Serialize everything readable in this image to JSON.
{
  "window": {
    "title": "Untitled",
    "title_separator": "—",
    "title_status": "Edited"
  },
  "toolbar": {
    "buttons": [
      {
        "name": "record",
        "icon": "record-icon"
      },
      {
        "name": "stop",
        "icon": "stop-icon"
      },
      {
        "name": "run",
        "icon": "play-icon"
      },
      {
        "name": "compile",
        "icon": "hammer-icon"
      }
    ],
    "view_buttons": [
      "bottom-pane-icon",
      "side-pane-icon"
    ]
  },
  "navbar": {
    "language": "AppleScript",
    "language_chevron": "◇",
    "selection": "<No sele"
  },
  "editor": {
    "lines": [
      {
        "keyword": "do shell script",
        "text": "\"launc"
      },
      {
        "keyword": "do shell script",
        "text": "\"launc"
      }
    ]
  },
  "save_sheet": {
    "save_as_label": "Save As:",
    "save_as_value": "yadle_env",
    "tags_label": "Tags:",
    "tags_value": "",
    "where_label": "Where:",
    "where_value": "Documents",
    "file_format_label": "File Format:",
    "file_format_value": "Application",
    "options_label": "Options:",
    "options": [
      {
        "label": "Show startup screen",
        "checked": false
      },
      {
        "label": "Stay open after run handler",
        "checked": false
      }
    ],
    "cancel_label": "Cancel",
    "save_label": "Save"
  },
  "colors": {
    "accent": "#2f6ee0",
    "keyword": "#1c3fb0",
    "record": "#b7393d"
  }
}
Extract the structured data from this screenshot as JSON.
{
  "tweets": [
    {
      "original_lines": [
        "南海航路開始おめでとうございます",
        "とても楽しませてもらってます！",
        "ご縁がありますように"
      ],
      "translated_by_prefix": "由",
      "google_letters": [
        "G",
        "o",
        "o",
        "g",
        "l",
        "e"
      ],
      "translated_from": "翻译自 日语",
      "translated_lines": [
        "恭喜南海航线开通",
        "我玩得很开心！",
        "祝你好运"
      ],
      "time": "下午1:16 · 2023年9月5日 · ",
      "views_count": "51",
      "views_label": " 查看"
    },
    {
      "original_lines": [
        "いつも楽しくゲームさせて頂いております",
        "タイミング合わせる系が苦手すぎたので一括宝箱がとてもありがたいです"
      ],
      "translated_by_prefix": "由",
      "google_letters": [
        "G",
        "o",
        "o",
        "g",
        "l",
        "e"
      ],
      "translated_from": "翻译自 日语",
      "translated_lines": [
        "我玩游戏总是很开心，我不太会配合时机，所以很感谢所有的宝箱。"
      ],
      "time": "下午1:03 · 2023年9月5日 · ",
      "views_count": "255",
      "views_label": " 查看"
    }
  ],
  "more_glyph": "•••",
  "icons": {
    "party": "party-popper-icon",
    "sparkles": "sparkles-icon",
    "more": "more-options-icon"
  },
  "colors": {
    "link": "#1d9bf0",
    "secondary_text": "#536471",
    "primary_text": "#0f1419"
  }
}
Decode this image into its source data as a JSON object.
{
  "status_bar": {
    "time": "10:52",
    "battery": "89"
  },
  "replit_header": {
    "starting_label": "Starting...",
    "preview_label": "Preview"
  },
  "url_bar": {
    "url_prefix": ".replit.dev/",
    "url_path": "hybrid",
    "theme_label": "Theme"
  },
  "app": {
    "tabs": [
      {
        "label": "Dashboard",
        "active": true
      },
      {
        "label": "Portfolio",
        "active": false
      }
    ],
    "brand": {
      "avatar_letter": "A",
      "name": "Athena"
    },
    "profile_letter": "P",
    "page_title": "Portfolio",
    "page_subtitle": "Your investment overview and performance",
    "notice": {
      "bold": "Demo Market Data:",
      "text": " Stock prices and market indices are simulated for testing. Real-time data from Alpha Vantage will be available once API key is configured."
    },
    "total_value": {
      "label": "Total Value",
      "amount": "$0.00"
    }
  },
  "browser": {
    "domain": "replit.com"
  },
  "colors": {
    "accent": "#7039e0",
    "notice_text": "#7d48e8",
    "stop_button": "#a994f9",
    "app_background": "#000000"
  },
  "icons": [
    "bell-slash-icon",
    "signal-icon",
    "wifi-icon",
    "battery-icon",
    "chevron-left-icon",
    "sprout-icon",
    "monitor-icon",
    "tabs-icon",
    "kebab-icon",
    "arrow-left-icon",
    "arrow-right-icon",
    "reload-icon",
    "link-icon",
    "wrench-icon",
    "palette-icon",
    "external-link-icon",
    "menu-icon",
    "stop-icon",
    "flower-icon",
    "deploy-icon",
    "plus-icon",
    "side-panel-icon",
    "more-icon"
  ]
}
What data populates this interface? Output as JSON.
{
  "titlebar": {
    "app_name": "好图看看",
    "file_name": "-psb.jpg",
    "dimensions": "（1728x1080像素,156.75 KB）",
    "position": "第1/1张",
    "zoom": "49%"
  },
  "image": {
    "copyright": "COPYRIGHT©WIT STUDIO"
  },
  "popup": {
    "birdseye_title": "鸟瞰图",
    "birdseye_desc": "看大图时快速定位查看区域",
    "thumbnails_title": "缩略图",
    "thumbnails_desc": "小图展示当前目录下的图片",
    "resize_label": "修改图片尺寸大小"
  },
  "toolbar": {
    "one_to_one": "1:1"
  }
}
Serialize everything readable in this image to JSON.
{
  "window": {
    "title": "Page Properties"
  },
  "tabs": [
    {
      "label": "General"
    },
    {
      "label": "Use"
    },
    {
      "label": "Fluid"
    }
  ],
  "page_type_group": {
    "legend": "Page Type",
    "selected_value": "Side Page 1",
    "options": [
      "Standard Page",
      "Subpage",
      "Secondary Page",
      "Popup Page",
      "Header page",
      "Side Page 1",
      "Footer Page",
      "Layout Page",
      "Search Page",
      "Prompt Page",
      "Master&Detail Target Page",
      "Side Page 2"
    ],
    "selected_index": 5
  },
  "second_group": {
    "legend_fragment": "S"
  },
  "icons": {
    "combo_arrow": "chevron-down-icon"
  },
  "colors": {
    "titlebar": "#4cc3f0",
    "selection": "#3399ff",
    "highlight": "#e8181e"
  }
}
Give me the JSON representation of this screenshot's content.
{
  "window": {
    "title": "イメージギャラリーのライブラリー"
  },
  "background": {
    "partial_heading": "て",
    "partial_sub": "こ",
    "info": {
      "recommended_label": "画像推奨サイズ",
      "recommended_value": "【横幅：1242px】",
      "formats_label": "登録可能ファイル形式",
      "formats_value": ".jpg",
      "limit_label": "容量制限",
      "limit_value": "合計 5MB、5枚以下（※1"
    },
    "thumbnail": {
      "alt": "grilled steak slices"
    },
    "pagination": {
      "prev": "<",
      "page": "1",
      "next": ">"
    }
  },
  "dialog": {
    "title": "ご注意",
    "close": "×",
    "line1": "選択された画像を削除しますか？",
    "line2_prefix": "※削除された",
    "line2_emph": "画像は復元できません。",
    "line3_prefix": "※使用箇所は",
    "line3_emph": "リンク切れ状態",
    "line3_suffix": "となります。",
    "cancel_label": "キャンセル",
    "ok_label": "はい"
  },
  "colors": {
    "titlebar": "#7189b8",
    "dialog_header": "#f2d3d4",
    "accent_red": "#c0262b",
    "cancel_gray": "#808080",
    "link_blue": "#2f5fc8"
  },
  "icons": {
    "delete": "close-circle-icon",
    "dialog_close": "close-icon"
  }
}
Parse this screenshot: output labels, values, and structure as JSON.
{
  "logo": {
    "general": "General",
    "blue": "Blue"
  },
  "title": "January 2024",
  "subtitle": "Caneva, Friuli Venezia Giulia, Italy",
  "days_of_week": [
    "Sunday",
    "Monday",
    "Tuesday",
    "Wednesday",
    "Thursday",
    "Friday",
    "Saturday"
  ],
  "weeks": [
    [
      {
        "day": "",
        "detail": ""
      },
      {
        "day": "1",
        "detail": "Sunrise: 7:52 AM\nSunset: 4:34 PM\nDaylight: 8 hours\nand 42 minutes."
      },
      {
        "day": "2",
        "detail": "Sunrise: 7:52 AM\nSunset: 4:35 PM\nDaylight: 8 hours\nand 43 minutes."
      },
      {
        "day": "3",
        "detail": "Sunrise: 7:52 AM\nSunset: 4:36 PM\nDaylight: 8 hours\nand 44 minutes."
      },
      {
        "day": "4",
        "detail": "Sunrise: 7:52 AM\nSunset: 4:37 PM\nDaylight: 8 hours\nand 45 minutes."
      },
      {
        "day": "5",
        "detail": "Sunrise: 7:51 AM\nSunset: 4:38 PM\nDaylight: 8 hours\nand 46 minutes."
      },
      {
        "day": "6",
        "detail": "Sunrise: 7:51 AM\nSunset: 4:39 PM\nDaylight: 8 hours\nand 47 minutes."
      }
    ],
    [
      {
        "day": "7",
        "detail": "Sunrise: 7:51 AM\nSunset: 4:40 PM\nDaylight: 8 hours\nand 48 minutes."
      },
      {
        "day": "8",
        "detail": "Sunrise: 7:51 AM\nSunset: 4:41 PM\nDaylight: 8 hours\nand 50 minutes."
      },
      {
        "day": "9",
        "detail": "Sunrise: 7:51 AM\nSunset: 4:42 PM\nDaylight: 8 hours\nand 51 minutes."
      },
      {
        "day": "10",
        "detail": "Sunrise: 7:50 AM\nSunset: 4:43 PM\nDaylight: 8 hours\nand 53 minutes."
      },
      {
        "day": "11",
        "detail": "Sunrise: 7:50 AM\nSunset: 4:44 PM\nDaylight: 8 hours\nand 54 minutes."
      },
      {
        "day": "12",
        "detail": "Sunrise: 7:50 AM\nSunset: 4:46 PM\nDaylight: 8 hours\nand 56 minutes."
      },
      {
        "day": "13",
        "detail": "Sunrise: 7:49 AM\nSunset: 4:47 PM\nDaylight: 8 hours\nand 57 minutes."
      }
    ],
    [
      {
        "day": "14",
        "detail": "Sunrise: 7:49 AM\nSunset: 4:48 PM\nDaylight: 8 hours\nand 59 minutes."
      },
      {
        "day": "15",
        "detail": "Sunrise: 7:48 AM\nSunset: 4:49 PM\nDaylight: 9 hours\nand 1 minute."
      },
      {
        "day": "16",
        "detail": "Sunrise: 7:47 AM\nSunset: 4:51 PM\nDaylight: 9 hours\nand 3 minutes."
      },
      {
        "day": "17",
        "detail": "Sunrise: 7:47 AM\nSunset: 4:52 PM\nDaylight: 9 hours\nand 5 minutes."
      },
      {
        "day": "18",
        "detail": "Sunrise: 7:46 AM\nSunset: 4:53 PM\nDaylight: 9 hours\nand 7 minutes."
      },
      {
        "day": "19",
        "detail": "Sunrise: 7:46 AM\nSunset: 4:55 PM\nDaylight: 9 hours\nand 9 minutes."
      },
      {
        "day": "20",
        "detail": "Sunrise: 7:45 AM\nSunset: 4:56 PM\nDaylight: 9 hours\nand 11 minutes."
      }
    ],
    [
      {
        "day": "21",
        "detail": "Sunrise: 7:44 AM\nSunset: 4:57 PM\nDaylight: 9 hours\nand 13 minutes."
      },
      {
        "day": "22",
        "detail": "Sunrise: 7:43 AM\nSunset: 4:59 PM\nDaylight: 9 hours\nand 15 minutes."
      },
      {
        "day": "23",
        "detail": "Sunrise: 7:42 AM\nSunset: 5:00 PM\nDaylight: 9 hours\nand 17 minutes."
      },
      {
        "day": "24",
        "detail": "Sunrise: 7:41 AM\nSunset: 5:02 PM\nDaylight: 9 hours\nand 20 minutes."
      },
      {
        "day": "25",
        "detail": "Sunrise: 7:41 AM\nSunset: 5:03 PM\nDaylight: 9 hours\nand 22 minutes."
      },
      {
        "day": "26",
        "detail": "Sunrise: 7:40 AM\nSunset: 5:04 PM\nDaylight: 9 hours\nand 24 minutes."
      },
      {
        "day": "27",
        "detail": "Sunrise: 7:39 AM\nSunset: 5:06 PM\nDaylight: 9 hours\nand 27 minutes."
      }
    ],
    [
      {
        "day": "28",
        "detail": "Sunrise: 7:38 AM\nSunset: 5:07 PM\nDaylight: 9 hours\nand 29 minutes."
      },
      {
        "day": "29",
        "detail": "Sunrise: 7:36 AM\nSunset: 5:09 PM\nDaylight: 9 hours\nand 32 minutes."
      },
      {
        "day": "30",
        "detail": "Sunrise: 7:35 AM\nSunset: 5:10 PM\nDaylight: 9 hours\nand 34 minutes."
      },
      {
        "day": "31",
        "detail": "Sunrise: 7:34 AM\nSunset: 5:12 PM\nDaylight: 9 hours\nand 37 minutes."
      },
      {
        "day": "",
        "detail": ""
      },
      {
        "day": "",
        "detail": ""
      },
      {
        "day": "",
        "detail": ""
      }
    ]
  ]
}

#### [TASK GOAL]
Tell how many lines in the material contain the word "titlebar". Only the number is wanted.

#### [WORKED ANSWER]
3